Given instruction: Locate the word "density" in the data below, then copy every line that holds it.

* * *

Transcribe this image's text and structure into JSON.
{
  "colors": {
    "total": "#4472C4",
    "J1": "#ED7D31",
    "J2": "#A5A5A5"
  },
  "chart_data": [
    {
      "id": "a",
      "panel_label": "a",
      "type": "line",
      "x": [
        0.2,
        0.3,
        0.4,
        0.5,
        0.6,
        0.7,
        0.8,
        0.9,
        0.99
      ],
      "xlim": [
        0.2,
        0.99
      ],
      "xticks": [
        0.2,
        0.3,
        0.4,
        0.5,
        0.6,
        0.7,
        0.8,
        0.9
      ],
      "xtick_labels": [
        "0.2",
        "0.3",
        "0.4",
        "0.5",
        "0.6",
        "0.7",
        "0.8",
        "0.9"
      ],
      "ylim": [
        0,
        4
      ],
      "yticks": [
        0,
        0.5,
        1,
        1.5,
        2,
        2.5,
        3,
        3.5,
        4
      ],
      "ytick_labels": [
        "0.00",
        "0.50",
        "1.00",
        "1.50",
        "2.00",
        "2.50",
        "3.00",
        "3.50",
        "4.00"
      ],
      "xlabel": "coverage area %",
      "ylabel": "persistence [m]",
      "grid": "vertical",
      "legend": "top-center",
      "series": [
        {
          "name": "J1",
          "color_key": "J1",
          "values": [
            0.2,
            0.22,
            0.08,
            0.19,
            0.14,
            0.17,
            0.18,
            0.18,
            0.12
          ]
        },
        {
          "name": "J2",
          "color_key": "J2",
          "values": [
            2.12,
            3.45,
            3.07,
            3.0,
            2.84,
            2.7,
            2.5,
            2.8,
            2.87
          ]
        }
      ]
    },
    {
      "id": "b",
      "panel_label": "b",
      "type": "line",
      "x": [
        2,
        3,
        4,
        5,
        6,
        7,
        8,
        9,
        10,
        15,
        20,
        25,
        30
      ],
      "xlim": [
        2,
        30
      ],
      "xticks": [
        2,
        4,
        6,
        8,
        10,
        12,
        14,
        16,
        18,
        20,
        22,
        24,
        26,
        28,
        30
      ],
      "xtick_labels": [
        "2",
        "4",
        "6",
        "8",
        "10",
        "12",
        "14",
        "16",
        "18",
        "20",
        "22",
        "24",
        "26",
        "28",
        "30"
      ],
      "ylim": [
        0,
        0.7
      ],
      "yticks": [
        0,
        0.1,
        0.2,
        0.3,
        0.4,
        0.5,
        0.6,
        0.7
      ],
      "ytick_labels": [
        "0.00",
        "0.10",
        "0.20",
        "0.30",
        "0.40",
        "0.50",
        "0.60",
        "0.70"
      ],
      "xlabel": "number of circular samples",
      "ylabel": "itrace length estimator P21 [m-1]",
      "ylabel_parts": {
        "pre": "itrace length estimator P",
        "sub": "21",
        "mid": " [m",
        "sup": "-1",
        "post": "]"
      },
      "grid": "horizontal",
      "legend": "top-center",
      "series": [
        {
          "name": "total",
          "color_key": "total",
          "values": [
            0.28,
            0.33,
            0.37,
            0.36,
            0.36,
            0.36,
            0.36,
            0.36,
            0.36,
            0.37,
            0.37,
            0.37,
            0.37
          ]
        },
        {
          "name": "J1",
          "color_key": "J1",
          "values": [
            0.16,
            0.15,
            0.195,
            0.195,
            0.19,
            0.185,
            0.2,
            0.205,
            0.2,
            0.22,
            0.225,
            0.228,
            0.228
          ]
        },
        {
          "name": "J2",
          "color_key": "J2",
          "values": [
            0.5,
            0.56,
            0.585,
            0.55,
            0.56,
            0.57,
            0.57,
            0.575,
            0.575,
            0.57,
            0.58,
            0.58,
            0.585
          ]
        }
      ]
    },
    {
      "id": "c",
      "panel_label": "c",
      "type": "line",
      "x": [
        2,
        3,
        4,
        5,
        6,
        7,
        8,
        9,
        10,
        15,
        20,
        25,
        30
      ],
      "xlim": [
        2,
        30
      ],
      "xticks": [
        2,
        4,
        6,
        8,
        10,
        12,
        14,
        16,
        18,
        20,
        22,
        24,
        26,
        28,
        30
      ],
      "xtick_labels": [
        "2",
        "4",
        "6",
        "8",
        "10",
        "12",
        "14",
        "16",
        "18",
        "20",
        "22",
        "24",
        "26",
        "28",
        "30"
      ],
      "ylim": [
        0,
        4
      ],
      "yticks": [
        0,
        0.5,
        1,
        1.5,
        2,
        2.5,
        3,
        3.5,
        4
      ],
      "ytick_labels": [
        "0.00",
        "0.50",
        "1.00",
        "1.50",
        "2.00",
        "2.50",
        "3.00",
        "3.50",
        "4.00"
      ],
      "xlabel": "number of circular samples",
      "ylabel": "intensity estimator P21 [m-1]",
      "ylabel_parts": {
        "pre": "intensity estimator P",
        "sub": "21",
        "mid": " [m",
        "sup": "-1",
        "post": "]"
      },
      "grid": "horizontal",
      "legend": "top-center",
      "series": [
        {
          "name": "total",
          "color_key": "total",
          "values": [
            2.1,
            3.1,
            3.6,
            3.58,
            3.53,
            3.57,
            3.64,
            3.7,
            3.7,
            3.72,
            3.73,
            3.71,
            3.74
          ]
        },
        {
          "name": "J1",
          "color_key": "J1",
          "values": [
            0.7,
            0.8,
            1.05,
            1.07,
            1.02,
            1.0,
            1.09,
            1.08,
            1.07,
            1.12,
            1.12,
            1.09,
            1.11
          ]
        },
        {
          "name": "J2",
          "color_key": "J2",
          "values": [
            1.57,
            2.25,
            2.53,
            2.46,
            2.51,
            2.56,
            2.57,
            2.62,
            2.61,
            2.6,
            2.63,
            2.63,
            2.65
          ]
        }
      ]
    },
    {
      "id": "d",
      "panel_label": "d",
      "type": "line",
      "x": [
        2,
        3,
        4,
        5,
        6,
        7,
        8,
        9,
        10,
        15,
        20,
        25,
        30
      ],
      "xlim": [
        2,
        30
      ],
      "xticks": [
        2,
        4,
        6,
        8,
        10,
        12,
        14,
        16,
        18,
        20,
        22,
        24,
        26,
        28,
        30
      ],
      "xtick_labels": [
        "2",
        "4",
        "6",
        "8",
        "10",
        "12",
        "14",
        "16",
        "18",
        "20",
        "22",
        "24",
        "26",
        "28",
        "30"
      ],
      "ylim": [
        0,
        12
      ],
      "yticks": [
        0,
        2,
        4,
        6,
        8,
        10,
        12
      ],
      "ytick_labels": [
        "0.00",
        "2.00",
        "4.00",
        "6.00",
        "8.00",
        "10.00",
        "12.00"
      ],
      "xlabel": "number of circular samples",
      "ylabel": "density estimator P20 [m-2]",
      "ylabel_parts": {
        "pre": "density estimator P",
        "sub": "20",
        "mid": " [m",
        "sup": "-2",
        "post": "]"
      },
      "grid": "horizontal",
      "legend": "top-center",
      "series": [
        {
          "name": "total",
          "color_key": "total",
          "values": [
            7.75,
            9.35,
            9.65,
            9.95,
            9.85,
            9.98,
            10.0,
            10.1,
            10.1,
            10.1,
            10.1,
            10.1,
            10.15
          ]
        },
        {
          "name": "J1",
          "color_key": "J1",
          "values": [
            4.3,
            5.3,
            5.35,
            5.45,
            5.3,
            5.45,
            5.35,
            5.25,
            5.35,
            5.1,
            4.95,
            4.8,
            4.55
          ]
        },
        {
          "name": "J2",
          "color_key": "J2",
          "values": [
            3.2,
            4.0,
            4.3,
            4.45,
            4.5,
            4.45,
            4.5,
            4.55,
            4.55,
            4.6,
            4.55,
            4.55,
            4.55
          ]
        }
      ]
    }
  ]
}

* * *

Task solution:
      "ylabel": "density estimator P20 [m-2]",
        "pre": "density estimator P",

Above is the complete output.